Your goal ▸ From the listing below, select every line where the word "Continue" appears.

[START OF The data]

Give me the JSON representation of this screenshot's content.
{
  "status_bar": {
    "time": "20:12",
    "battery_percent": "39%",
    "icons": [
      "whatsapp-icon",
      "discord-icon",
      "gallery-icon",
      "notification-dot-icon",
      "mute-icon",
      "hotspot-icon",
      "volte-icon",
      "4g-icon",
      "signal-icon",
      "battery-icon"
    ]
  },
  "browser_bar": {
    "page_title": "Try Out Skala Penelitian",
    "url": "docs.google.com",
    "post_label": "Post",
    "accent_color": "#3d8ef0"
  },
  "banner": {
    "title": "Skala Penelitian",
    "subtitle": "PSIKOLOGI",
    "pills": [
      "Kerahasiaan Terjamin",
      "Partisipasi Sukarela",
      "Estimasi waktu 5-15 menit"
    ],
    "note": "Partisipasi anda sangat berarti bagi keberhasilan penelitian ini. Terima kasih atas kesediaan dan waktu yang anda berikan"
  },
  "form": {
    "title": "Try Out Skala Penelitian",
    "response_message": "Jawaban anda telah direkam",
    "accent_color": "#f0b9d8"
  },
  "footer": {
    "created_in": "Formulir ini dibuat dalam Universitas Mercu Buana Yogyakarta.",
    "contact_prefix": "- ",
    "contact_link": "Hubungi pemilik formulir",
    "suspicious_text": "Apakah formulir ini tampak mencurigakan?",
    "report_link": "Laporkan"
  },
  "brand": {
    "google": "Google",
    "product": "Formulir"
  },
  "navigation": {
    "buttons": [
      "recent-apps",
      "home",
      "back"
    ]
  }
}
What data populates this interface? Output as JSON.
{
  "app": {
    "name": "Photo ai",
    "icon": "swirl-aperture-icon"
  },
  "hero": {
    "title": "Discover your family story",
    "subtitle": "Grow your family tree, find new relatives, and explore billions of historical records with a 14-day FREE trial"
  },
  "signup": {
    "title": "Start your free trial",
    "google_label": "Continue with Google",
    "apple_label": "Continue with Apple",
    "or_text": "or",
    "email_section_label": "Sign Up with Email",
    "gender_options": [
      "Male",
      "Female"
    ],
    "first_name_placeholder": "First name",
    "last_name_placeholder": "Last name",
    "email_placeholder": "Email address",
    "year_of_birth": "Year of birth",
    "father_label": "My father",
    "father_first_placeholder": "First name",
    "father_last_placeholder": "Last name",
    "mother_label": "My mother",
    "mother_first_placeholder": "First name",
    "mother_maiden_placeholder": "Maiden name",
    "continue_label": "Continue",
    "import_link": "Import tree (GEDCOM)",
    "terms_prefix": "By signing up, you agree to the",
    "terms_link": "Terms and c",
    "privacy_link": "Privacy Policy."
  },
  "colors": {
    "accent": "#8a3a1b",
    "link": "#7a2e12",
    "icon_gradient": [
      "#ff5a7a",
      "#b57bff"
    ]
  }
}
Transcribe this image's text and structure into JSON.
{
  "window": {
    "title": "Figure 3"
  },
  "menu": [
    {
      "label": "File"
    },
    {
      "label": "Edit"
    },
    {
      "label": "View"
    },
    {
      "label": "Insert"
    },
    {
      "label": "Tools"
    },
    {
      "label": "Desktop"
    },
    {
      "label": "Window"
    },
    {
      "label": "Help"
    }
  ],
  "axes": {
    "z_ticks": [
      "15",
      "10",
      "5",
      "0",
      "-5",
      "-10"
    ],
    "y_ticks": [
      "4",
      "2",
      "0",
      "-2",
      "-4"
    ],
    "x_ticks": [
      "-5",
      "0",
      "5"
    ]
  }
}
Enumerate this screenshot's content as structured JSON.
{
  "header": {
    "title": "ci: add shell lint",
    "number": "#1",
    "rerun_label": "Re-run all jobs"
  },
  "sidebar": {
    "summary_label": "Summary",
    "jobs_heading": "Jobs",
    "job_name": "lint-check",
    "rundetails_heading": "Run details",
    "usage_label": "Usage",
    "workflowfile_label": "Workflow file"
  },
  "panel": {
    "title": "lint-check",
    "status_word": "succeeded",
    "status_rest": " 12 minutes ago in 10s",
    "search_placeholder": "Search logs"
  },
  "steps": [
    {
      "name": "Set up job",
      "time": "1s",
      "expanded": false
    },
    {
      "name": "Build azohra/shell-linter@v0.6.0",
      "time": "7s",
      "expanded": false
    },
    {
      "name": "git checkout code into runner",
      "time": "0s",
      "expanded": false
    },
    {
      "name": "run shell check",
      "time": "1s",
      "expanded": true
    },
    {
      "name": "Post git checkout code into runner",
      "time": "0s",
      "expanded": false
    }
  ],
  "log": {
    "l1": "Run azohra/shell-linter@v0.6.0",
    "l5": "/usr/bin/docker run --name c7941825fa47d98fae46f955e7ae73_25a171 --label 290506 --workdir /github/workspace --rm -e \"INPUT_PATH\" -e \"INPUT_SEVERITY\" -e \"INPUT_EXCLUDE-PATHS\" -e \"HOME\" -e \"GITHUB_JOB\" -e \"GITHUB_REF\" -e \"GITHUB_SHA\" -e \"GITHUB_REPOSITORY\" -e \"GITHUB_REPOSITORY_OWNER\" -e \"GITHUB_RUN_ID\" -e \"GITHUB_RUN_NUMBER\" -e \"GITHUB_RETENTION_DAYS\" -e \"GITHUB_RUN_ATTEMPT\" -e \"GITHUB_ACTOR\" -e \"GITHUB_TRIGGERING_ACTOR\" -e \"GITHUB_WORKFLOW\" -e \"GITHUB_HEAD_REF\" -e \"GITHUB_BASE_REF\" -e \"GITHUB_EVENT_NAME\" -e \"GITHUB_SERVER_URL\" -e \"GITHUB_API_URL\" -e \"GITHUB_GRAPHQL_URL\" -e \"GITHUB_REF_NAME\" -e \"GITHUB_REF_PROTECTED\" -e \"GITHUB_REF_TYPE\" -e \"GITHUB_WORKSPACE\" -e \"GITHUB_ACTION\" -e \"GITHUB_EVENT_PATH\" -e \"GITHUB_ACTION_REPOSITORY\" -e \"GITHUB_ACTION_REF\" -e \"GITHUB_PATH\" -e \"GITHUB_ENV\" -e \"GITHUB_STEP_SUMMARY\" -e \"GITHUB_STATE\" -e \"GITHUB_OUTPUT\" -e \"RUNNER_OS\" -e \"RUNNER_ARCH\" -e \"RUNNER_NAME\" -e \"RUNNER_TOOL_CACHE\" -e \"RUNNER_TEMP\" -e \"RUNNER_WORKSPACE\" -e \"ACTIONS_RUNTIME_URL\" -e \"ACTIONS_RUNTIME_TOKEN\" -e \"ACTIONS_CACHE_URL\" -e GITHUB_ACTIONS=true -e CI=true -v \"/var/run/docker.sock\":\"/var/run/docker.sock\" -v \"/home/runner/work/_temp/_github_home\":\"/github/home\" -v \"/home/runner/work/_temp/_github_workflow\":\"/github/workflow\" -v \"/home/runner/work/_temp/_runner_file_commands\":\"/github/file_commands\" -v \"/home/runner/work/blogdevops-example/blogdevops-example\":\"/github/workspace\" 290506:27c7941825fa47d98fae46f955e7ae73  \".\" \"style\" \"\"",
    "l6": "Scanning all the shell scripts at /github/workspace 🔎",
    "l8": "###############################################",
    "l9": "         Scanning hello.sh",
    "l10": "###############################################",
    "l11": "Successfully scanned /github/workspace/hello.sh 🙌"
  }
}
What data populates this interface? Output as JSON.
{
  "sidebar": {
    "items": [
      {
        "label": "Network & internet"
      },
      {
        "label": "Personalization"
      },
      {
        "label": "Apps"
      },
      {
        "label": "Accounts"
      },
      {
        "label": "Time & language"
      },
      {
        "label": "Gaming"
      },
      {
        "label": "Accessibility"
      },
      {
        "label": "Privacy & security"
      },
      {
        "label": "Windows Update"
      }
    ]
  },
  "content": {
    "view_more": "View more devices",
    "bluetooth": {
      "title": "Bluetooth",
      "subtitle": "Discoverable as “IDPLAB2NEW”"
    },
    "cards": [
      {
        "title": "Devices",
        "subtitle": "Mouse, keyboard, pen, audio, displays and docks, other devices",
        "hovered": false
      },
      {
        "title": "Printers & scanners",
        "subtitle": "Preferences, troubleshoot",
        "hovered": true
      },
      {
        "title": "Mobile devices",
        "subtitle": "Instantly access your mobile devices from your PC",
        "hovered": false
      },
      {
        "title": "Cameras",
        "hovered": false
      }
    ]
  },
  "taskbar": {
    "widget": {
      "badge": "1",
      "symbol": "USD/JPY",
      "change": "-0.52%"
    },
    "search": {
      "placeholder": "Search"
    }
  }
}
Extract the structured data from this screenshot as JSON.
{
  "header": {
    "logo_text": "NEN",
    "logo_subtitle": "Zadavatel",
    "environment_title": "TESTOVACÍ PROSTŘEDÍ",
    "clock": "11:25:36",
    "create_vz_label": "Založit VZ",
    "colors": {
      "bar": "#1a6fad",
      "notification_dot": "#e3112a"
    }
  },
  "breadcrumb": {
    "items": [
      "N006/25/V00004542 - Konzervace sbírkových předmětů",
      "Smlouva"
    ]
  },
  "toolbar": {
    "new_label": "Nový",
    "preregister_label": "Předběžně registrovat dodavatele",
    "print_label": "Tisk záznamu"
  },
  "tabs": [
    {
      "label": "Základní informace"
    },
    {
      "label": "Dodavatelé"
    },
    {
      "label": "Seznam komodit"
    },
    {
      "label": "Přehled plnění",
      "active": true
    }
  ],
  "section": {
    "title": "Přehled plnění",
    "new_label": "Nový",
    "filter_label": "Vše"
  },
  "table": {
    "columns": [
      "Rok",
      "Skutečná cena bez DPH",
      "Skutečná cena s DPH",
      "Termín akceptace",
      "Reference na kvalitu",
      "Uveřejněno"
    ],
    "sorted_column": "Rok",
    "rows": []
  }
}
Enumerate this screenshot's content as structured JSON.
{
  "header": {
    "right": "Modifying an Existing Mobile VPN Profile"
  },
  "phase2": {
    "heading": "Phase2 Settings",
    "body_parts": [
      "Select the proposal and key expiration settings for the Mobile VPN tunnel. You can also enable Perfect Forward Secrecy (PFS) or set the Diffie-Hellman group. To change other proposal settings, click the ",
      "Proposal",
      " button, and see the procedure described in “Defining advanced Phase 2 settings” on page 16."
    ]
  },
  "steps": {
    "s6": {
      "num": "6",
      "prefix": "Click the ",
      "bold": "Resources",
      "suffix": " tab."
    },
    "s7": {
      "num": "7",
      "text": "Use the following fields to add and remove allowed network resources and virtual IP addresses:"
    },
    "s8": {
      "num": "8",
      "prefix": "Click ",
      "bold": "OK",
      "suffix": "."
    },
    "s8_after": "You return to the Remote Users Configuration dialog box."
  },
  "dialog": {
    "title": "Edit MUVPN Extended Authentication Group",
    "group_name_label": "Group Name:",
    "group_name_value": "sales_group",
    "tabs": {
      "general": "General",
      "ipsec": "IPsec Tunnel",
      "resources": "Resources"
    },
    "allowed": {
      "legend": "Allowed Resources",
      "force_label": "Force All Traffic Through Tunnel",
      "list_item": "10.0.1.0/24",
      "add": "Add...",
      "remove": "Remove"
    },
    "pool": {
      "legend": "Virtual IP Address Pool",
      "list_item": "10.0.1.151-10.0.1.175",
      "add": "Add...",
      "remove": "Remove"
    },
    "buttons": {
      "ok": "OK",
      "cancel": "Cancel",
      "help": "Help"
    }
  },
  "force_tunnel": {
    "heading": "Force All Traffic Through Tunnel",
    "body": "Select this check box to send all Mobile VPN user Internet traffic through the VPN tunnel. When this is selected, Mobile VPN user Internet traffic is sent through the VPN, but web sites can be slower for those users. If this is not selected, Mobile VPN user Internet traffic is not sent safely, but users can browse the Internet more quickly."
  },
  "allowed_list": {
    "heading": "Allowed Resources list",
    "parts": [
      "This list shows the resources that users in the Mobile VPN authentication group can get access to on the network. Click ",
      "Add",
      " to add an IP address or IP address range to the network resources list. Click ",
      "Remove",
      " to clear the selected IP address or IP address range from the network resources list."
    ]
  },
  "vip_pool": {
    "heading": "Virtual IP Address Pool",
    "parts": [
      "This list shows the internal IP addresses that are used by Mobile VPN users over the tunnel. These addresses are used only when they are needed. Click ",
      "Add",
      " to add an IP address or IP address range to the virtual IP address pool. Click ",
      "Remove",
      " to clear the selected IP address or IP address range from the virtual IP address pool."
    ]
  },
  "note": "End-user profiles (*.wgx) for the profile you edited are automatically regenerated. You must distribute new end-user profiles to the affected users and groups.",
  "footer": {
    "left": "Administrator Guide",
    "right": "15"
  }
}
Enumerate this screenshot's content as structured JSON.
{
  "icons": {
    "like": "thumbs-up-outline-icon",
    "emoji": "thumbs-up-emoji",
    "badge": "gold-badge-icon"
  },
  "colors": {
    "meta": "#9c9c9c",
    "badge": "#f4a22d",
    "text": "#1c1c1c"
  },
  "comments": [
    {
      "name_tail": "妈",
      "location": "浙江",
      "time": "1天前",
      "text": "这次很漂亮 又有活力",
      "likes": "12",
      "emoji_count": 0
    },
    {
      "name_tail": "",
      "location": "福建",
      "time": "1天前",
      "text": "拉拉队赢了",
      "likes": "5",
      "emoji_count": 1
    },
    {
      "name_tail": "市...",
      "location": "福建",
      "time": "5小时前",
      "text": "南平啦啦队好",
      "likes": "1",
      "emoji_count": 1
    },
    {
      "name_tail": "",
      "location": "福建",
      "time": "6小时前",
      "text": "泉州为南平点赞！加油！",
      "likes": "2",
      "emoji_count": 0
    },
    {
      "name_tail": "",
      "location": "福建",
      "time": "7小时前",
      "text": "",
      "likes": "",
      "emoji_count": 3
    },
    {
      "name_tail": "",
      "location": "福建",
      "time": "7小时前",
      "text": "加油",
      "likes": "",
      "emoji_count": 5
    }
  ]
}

[END OF The data]

Correct result ▸
    "google_label": "Continue with Google",
    "apple_label": "Continue with Apple",
    "continue_label": "Continue",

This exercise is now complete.